Task description => In the entries below, find the lines with the word "xlabel" and copy them.

Given data =>
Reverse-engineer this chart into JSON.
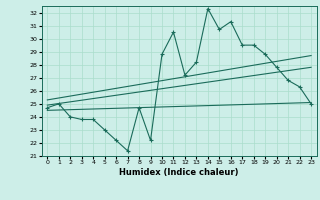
{
  "title": "",
  "xlabel": "Humidex (Indice chaleur)",
  "ylabel": "",
  "bg_color": "#cdeee8",
  "grid_color": "#aaddcc",
  "line_color": "#1a6b5a",
  "xlim": [
    -0.5,
    23.5
  ],
  "ylim": [
    21,
    32.5
  ],
  "xticks": [
    0,
    1,
    2,
    3,
    4,
    5,
    6,
    7,
    8,
    9,
    10,
    11,
    12,
    13,
    14,
    15,
    16,
    17,
    18,
    19,
    20,
    21,
    22,
    23
  ],
  "yticks": [
    21,
    22,
    23,
    24,
    25,
    26,
    27,
    28,
    29,
    30,
    31,
    32
  ],
  "main_x": [
    0,
    1,
    2,
    3,
    4,
    5,
    6,
    7,
    8,
    9,
    10,
    11,
    12,
    13,
    14,
    15,
    16,
    17,
    18,
    19,
    20,
    21,
    22,
    23
  ],
  "main_y": [
    24.7,
    25.0,
    24.0,
    23.8,
    23.8,
    23.0,
    22.2,
    21.4,
    24.7,
    22.2,
    28.8,
    30.5,
    27.2,
    28.2,
    32.3,
    30.7,
    31.3,
    29.5,
    29.5,
    28.8,
    27.8,
    26.8,
    26.3,
    25.0
  ],
  "upper_line_x": [
    0,
    23
  ],
  "upper_line_y": [
    25.3,
    28.7
  ],
  "middle_line_x": [
    0,
    23
  ],
  "middle_line_y": [
    24.9,
    27.8
  ],
  "lower_line_x": [
    0,
    23
  ],
  "lower_line_y": [
    24.5,
    25.1
  ]
}
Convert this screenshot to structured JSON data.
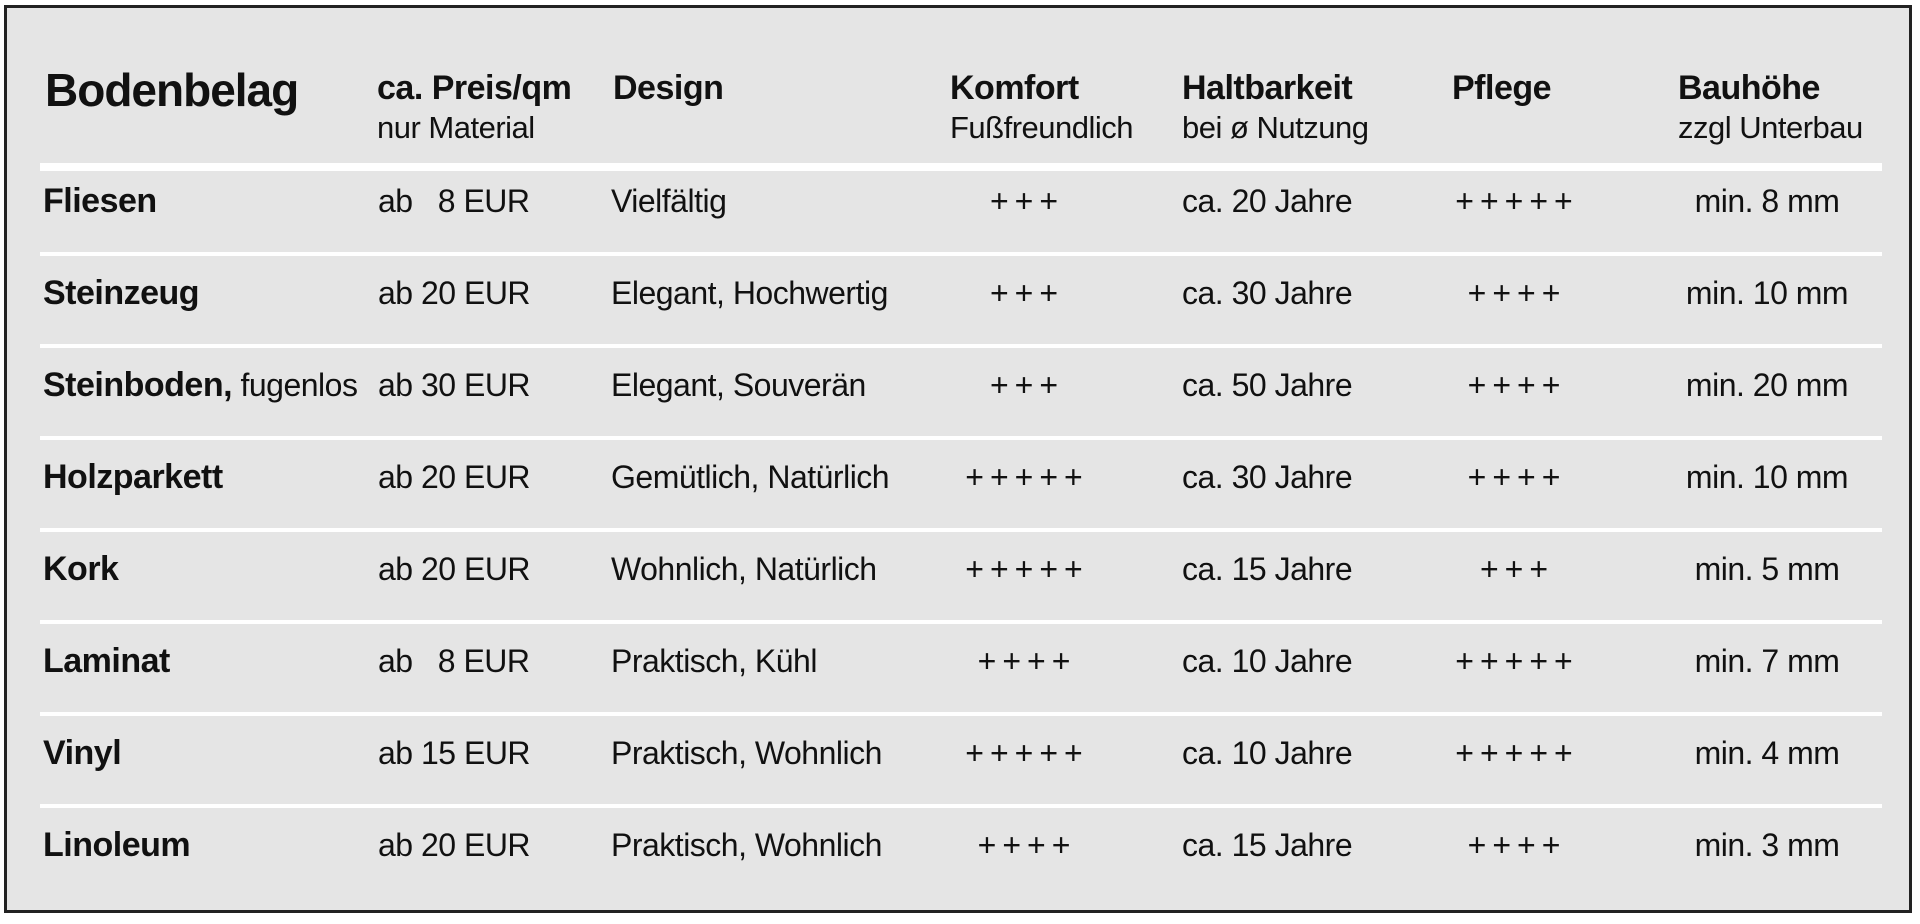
{
  "header": {
    "title": "Bodenbelag",
    "columns": [
      {
        "key": "price",
        "main": "ca. Preis/qm",
        "sub": "nur Material"
      },
      {
        "key": "design",
        "main": "Design",
        "sub": ""
      },
      {
        "key": "comfort",
        "main": "Komfort",
        "sub": "Fußfreundlich"
      },
      {
        "key": "durability",
        "main": "Haltbarkeit",
        "sub": "bei ø Nutzung"
      },
      {
        "key": "care",
        "main": "Pflege",
        "sub": ""
      },
      {
        "key": "height",
        "main": "Bauhöhe",
        "sub": "zzgl Unterbau"
      }
    ]
  },
  "rows": [
    {
      "name": "Fliesen",
      "name_extra": "",
      "price": "ab   8 EUR",
      "design": "Vielfältig",
      "comfort": "+++",
      "durability": "ca. 20 Jahre",
      "care": "+++++",
      "height": "min. 8 mm"
    },
    {
      "name": "Steinzeug",
      "name_extra": "",
      "price": "ab 20 EUR",
      "design": "Elegant, Hochwertig",
      "comfort": "+++",
      "durability": "ca. 30 Jahre",
      "care": "++++",
      "height": "min. 10 mm"
    },
    {
      "name": "Steinboden,",
      "name_extra": " fugenlos",
      "price": "ab 30 EUR",
      "design": "Elegant, Souverän",
      "comfort": "+++",
      "durability": "ca. 50 Jahre",
      "care": "++++",
      "height": "min. 20 mm"
    },
    {
      "name": "Holzparkett",
      "name_extra": "",
      "price": "ab 20 EUR",
      "design": "Gemütlich, Natürlich",
      "comfort": "+++++",
      "durability": "ca. 30 Jahre",
      "care": "++++",
      "height": "min. 10 mm"
    },
    {
      "name": "Kork",
      "name_extra": "",
      "price": "ab 20 EUR",
      "design": "Wohnlich, Natürlich",
      "comfort": "+++++",
      "durability": "ca. 15 Jahre",
      "care": "+++",
      "height": "min. 5 mm"
    },
    {
      "name": "Laminat",
      "name_extra": "",
      "price": "ab   8 EUR",
      "design": "Praktisch, Kühl",
      "comfort": "++++",
      "durability": "ca. 10 Jahre",
      "care": "+++++",
      "height": "min. 7 mm"
    },
    {
      "name": "Vinyl",
      "name_extra": "",
      "price": "ab 15 EUR",
      "design": "Praktisch, Wohnlich",
      "comfort": "+++++",
      "durability": "ca. 10 Jahre",
      "care": "+++++",
      "height": "min. 4 mm"
    },
    {
      "name": "Linoleum",
      "name_extra": "",
      "price": "ab 20 EUR",
      "design": "Praktisch, Wohnlich",
      "comfort": "++++",
      "durability": "ca. 15 Jahre",
      "care": "++++",
      "height": "min. 3 mm"
    }
  ]
}
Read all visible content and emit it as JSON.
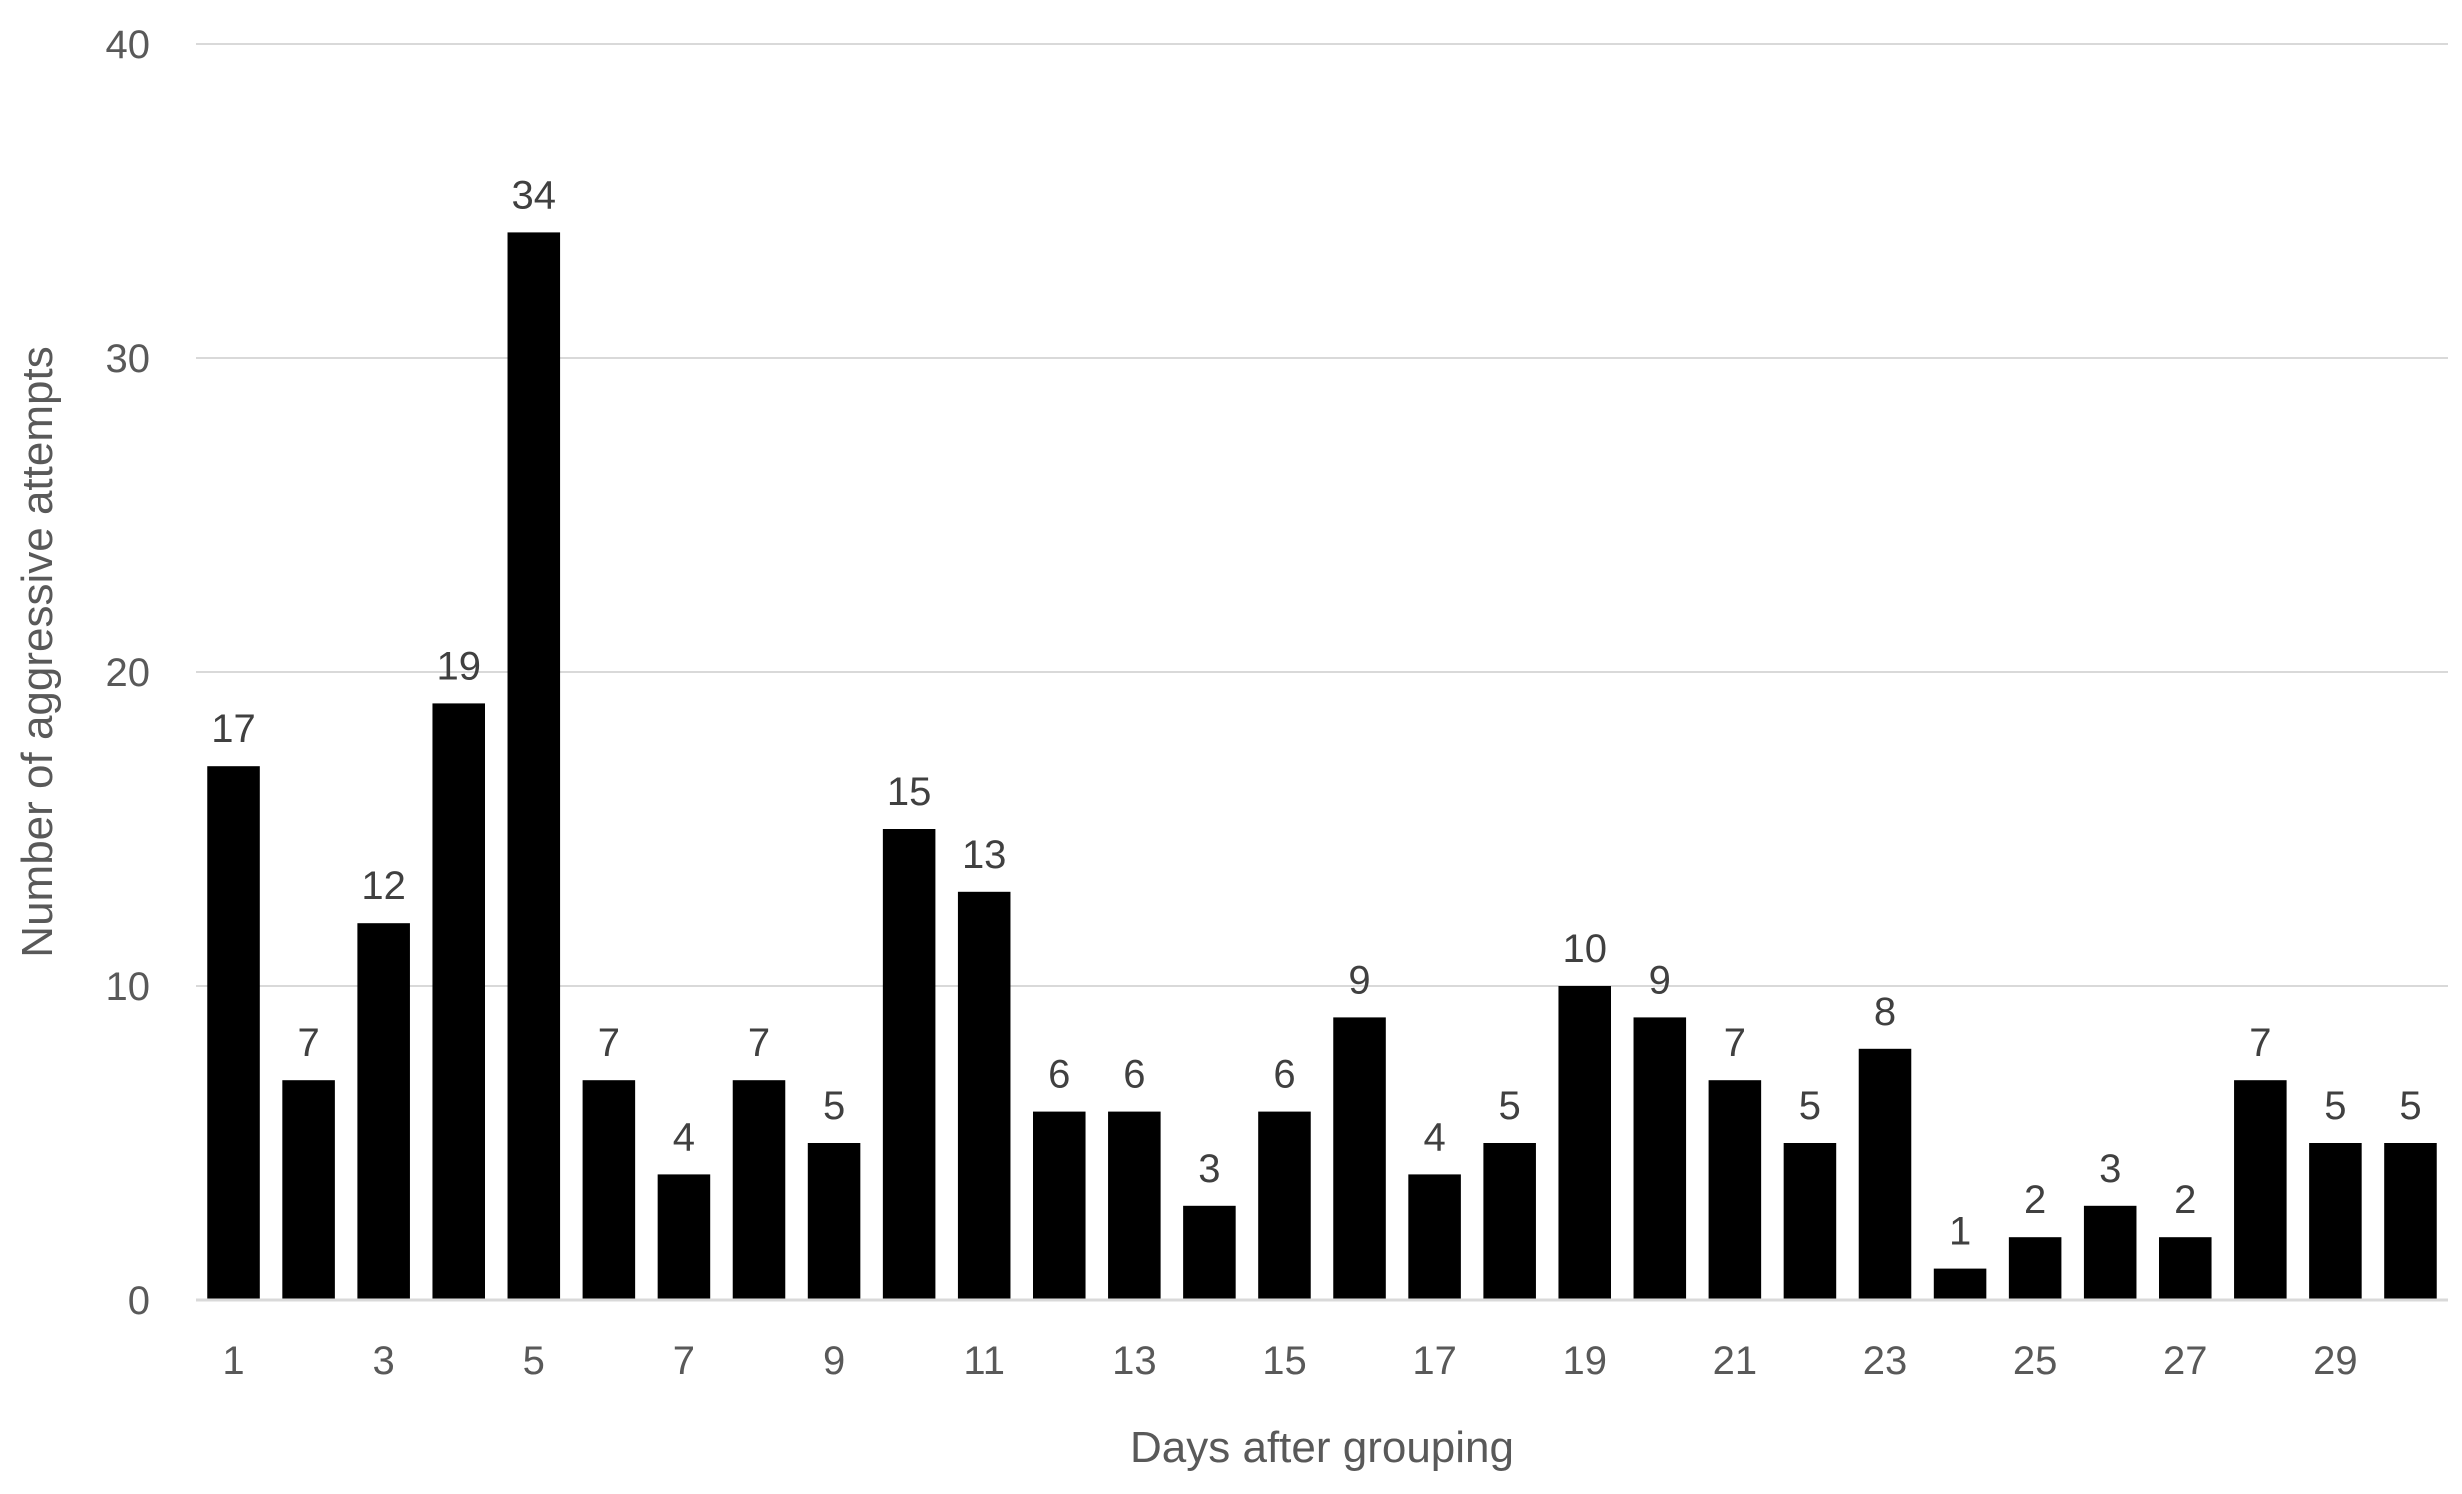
{
  "chart_data": {
    "type": "bar",
    "categories": [
      1,
      2,
      3,
      4,
      5,
      6,
      7,
      8,
      9,
      10,
      11,
      12,
      13,
      14,
      15,
      16,
      17,
      18,
      19,
      20,
      21,
      22,
      23,
      24,
      25,
      26,
      27,
      28,
      29,
      30
    ],
    "values": [
      17,
      7,
      12,
      19,
      34,
      7,
      4,
      7,
      5,
      15,
      13,
      6,
      6,
      3,
      6,
      9,
      4,
      5,
      10,
      9,
      7,
      5,
      8,
      1,
      2,
      3,
      2,
      7,
      5,
      5
    ],
    "xtick_labels": [
      "1",
      "",
      "3",
      "",
      "5",
      "",
      "7",
      "",
      "9",
      "",
      "11",
      "",
      "13",
      "",
      "15",
      "",
      "17",
      "",
      "19",
      "",
      "21",
      "",
      "23",
      "",
      "25",
      "",
      "27",
      "",
      "29",
      ""
    ],
    "ytick_labels": [
      "0",
      "10",
      "20",
      "30",
      "40"
    ],
    "xlabel": "Days after grouping",
    "ylabel": "Number of aggressive attempts",
    "ylim": [
      0,
      40
    ],
    "yticks": [
      0,
      10,
      20,
      30,
      40
    ],
    "grid": true,
    "data_labels": true,
    "bar_color": "#000000",
    "gridline_color": "#d9d9d9"
  }
}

Correct response =>
  "xlabel": "Humidex (Indice chaleur)",
    "xlabel": "Days after grouping",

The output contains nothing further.